GIVEN INSTRUCTION –
Please copy each of the entries below line for line, with no changes, and leave the pictures out of your copy.

MATERIAL –
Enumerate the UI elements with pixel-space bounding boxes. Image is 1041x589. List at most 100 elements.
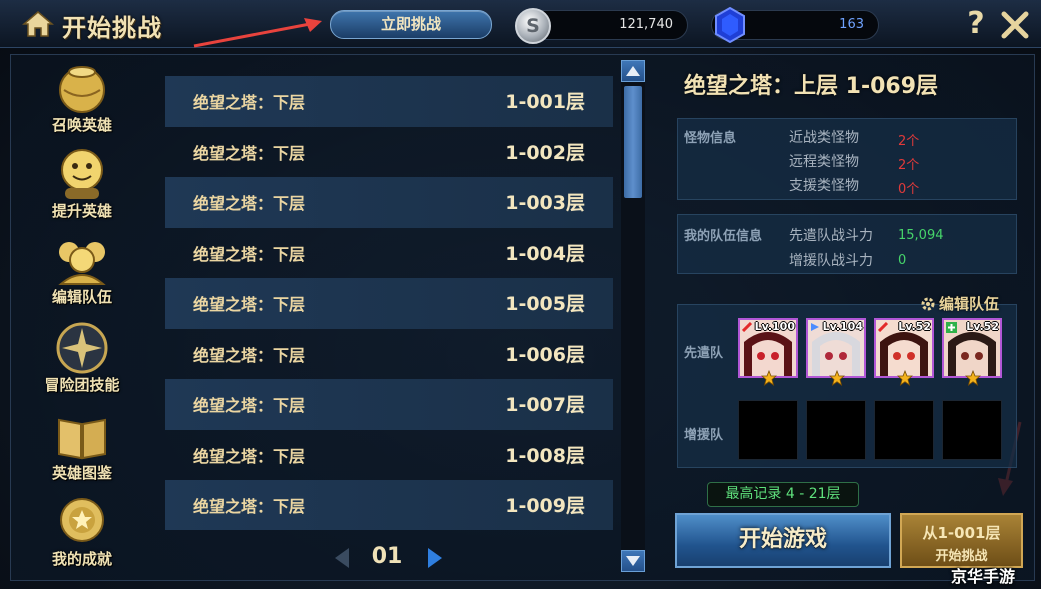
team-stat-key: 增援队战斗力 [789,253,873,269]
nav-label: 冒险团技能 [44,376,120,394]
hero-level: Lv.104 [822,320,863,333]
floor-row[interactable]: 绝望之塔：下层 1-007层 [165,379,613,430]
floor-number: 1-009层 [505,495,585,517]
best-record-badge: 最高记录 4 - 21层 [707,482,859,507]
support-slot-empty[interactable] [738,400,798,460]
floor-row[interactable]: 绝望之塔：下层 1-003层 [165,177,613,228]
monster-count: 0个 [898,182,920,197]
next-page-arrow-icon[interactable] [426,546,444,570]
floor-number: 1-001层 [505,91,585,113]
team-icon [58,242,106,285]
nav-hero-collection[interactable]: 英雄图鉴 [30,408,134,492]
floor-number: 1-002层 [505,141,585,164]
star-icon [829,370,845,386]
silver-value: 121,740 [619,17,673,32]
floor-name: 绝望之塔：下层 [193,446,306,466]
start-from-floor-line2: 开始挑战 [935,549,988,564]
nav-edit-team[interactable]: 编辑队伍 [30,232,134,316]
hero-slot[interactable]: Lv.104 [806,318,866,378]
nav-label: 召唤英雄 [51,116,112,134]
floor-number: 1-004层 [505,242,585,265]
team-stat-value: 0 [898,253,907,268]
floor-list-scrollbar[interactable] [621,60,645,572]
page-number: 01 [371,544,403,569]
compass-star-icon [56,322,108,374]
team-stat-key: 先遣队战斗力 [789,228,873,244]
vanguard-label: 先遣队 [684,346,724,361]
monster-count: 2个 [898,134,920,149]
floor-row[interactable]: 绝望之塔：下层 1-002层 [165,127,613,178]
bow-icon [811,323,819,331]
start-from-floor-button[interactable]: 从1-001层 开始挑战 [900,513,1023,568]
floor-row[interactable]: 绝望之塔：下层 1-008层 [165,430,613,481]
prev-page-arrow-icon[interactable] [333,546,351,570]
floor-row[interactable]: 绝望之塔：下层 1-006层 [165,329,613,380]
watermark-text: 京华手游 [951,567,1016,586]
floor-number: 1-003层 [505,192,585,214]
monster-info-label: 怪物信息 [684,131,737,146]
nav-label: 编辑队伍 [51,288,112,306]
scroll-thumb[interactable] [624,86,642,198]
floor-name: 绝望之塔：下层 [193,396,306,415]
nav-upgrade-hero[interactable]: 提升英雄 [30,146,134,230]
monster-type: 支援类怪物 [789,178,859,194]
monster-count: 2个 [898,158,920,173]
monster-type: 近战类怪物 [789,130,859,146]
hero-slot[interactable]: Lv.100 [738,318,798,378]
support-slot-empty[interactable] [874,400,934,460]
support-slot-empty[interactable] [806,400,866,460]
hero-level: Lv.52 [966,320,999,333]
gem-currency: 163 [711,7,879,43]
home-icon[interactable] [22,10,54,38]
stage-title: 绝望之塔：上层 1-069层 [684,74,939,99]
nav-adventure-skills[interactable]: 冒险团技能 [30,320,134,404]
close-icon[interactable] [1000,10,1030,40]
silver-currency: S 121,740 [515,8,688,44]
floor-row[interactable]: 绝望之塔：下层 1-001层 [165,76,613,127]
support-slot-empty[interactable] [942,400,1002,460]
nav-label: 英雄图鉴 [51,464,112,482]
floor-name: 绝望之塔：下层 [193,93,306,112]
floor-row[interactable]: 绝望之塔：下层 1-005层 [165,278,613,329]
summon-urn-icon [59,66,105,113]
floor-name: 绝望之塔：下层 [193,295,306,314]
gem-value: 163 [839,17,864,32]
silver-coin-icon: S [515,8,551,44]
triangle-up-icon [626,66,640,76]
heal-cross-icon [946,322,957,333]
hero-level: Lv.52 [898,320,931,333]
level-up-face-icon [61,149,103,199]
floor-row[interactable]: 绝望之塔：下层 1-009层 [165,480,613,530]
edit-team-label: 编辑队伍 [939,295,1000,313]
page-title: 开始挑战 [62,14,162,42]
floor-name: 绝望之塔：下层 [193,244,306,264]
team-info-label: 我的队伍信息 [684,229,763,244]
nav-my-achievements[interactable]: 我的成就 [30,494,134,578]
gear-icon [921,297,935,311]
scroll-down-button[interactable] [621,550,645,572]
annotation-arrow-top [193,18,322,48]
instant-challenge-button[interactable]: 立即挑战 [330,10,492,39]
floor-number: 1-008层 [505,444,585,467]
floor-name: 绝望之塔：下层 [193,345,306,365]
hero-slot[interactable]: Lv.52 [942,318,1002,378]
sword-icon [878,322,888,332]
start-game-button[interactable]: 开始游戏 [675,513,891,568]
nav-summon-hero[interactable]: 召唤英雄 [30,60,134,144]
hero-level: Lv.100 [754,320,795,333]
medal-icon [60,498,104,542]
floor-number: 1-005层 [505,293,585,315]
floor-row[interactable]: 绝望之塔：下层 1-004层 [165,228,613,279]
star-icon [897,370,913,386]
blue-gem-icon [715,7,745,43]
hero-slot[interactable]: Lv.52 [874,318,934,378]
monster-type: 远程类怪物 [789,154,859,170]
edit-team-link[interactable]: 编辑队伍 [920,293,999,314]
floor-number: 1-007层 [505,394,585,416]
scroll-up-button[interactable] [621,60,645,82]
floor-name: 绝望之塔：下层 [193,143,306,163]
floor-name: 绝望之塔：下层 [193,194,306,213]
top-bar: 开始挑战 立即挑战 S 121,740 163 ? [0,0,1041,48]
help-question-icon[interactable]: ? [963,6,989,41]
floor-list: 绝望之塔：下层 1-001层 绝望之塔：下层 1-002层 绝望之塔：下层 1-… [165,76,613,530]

TASK RESULT –
Enumerate the UI elements with pixel-space bounding boxes. Image is 1041x589. List at most 100 elements.
team-stat-key: 增援队战斗力 [789,253,873,269]
nav-label: 冒险团技能 [44,376,120,394]
hero-level: Lv.104 [822,320,863,333]
floor-row[interactable]: 绝望之塔：下层 1-007层 [165,379,613,430]
floor-number: 1-009层 [505,495,585,517]
best-record-badge: 最高记录 4 - 21层 [707,482,859,507]
support-slot-empty[interactable] [738,400,798,460]
floor-row[interactable]: 绝望之塔：下层 1-003层 [165,177,613,228]
monster-count: 0个 [898,182,920,197]
next-page-arrow-icon[interactable] [426,546,444,570]
floor-number: 1-001层 [505,91,585,113]
team-icon [58,242,106,285]
nav-hero-collection[interactable]: 英雄图鉴 [30,408,134,492]
floor-number: 1-002层 [505,141,585,164]
star-icon [829,370,845,386]
silver-value: 121,740 [619,17,673,32]
floor-name: 绝望之塔：下层 [193,446,306,466]
start-from-floor-line2: 开始挑战 [935,549,988,564]
nav-edit-team[interactable]: 编辑队伍 [30,232,134,316]
hero-slot[interactable]: Lv.104 [806,318,866,378]
nav-label: 召唤英雄 [51,116,112,134]
floor-number: 1-004层 [505,242,585,265]
team-stat-value: 0 [898,253,907,268]
floor-list-scrollbar[interactable] [621,60,645,572]
page-number: 01 [371,544,403,569]
compass-star-icon [56,322,108,374]
team-stat-key: 先遣队战斗力 [789,228,873,244]
vanguard-label: 先遣队 [684,346,724,361]
monster-count: 2个 [898,134,920,149]
floor-row[interactable]: 绝望之塔：下层 1-002层 [165,127,613,178]
bow-icon [811,323,819,331]
start-from-floor-button[interactable]: 从1-001层 开始挑战 [900,513,1023,568]
floor-row[interactable]: 绝望之塔：下层 1-008层 [165,430,613,481]
prev-page-arrow-icon[interactable] [333,546,351,570]
floor-row[interactable]: 绝望之塔：下层 1-006层 [165,329,613,380]
watermark-text: 京华手游 [951,567,1016,586]
floor-number: 1-003层 [505,192,585,214]
monster-info-label: 怪物信息 [684,131,737,146]
nav-label: 编辑队伍 [51,288,112,306]
scroll-thumb[interactable] [624,86,642,198]
floor-name: 绝望之塔：下层 [193,396,306,415]
nav-upgrade-hero[interactable]: 提升英雄 [30,146,134,230]
monster-type: 支援类怪物 [789,178,859,194]
monster-count: 2个 [898,158,920,173]
monster-type: 近战类怪物 [789,130,859,146]
hero-slot[interactable]: Lv.100 [738,318,798,378]
support-slot-empty[interactable] [874,400,934,460]
support-slot-empty[interactable] [806,400,866,460]
hero-level: Lv.52 [966,320,999,333]
gem-currency: 163 [711,7,879,43]
home-icon[interactable] [22,10,54,38]
stage-title: 绝望之塔：上层 1-069层 [684,74,939,99]
nav-adventure-skills[interactable]: 冒险团技能 [30,320,134,404]
close-icon[interactable] [1000,10,1030,40]
silver-currency: S 121,740 [515,8,688,44]
floor-row[interactable]: 绝望之塔：下层 1-001层 [165,76,613,127]
support-slot-empty[interactable] [942,400,1002,460]
nav-label: 英雄图鉴 [51,464,112,482]
floor-name: 绝望之塔：下层 [193,93,306,112]
floor-row[interactable]: 绝望之塔：下层 1-005层 [165,278,613,329]
summon-urn-icon [59,66,105,113]
floor-name: 绝望之塔：下层 [193,295,306,314]
gem-value: 163 [839,17,864,32]
silver-coin-icon: S [515,8,551,44]
triangle-up-icon [626,66,640,76]
heal-cross-icon [946,322,957,333]
hero-level: Lv.52 [898,320,931,333]
level-up-face-icon [61,149,103,199]
floor-row[interactable]: 绝望之塔：下层 1-009层 [165,480,613,530]
edit-team-label: 编辑队伍 [939,295,1000,313]
page-title: 开始挑战 [62,14,162,42]
floor-name: 绝望之塔：下层 [193,244,306,264]
team-info-label: 我的队伍信息 [684,229,763,244]
nav-my-achievements[interactable]: 我的成就 [30,494,134,578]
gear-icon [921,297,935,311]
scroll-down-button[interactable] [621,550,645,572]
annotation-arrow-top [193,18,322,48]
instant-challenge-button[interactable]: 立即挑战 [330,10,492,39]
floor-number: 1-008层 [505,444,585,467]
floor-name: 绝望之塔：下层 [193,345,306,365]
hero-slot[interactable]: Lv.52 [942,318,1002,378]
sword-icon [878,322,888,332]
start-game-button[interactable]: 开始游戏 [675,513,891,568]
nav-summon-hero[interactable]: 召唤英雄 [30,60,134,144]
hero-level: Lv.100 [754,320,795,333]
medal-icon [60,498,104,542]
floor-number: 1-005层 [505,293,585,315]
floor-row[interactable]: 绝望之塔：下层 1-004层 [165,228,613,279]
star-icon [897,370,913,386]
blue-gem-icon [715,7,745,43]
hero-slot[interactable]: Lv.52 [874,318,934,378]
monster-type: 远程类怪物 [789,154,859,170]
edit-team-link[interactable]: 编辑队伍 [920,293,999,314]
floor-number: 1-007层 [505,394,585,416]
scroll-up-button[interactable] [621,60,645,82]
floor-name: 绝望之塔：下层 [193,143,306,163]
floor-name: 绝望之塔：下层 [193,194,306,213]
top-bar: 开始挑战 立即挑战 S 121,740 163 ? [0,0,1041,48]
help-question-icon[interactable]: ? [963,6,989,41]
floor-list: 绝望之塔：下层 1-001层 绝望之塔：下层 1-002层 绝望之塔：下层 1-… [165,76,613,530]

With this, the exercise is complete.